[Start of Input rows]

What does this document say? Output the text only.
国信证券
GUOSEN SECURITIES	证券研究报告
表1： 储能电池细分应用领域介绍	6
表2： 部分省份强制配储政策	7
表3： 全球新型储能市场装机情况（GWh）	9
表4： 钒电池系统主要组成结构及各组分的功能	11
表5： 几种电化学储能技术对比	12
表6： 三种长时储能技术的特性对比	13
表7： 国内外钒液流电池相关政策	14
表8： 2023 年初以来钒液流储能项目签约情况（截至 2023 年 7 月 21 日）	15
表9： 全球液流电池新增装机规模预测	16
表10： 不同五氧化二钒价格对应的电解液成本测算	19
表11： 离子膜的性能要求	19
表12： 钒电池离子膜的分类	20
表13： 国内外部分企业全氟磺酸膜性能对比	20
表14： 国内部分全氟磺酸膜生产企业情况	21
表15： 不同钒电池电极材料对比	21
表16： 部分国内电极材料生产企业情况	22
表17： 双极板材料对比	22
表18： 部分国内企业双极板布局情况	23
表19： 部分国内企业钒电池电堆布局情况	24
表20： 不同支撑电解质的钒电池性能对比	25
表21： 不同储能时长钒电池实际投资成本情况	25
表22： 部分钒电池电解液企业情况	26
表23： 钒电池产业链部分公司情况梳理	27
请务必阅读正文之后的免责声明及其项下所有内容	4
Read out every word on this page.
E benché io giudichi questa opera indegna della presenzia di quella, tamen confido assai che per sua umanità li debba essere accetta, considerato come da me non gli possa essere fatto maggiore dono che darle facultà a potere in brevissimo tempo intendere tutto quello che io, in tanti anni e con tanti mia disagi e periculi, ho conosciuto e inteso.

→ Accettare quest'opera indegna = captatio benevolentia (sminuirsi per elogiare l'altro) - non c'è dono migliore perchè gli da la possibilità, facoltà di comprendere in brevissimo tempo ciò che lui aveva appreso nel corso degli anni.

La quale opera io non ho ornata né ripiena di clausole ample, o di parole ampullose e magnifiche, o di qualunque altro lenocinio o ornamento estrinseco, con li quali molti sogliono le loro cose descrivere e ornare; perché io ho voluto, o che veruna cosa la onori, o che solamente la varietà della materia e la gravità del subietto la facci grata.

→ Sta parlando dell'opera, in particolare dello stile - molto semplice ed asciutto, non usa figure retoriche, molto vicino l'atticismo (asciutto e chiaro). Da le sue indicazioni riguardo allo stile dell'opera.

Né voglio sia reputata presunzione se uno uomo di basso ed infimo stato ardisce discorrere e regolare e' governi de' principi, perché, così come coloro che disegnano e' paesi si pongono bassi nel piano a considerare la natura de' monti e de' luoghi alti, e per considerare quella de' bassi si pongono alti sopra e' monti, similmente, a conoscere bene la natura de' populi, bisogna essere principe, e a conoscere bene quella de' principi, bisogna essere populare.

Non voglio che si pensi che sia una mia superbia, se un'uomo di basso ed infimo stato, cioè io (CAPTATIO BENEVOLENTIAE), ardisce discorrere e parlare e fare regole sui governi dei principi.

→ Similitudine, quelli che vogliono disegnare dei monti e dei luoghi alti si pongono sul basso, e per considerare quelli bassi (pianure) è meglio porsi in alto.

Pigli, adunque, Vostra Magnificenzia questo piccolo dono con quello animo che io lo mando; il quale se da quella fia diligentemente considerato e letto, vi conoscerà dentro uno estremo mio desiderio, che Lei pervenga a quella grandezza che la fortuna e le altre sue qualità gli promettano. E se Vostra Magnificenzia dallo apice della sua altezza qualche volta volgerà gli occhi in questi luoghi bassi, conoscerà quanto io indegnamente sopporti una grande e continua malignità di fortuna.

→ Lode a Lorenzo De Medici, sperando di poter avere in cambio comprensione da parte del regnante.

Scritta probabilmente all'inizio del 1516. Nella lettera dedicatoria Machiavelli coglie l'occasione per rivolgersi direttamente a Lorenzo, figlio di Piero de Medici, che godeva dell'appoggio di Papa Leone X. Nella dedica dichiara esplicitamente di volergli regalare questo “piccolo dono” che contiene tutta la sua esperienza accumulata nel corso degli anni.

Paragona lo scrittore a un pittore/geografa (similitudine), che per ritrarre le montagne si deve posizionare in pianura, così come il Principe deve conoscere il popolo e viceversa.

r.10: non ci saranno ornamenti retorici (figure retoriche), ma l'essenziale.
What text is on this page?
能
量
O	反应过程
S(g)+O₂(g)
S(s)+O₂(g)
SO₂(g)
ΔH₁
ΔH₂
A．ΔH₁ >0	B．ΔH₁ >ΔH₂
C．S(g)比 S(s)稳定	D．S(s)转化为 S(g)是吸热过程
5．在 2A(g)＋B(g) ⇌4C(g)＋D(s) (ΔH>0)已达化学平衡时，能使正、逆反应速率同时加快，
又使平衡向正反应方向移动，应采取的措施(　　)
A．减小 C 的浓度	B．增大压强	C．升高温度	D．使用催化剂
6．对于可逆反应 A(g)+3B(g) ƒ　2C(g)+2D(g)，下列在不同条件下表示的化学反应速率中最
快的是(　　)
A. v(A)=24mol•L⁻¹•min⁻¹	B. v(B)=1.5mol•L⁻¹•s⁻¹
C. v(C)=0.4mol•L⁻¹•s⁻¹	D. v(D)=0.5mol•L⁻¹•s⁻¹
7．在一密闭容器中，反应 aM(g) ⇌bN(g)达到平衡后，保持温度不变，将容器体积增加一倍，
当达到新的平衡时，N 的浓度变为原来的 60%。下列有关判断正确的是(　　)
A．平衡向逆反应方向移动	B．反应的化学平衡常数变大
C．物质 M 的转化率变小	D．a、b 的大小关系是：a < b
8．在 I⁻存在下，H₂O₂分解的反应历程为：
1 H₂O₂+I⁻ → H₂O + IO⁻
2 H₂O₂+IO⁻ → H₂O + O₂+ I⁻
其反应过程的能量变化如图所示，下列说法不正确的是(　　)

[End of Input rows]

Brief: Repeat only what runs from the line holding "What text is on this page?" to the end of the data, keeping every line exactly as written, first and last included.

Exercise answer:
What text is on this page?
能
量
O	反应过程
S(g)+O₂(g)
S(s)+O₂(g)
SO₂(g)
ΔH₁
ΔH₂
A．ΔH₁ >0	B．ΔH₁ >ΔH₂
C．S(g)比 S(s)稳定	D．S(s)转化为 S(g)是吸热过程
5．在 2A(g)＋B(g) ⇌4C(g)＋D(s) (ΔH>0)已达化学平衡时，能使正、逆反应速率同时加快，
又使平衡向正反应方向移动，应采取的措施(　　)
A．减小 C 的浓度	B．增大压强	C．升高温度	D．使用催化剂
6．对于可逆反应 A(g)+3B(g) ƒ　2C(g)+2D(g)，下列在不同条件下表示的化学反应速率中最
快的是(　　)
A. v(A)=24mol•L⁻¹•min⁻¹	B. v(B)=1.5mol•L⁻¹•s⁻¹
C. v(C)=0.4mol•L⁻¹•s⁻¹	D. v(D)=0.5mol•L⁻¹•s⁻¹
7．在一密闭容器中，反应 aM(g) ⇌bN(g)达到平衡后，保持温度不变，将容器体积增加一倍，
当达到新的平衡时，N 的浓度变为原来的 60%。下列有关判断正确的是(　　)
A．平衡向逆反应方向移动	B．反应的化学平衡常数变大
C．物质 M 的转化率变小	D．a、b 的大小关系是：a < b
8．在 I⁻存在下，H₂O₂分解的反应历程为：
1 H₂O₂+I⁻ → H₂O + IO⁻
2 H₂O₂+IO⁻ → H₂O + O₂+ I⁻
其反应过程的能量变化如图所示，下列说法不正确的是(　　)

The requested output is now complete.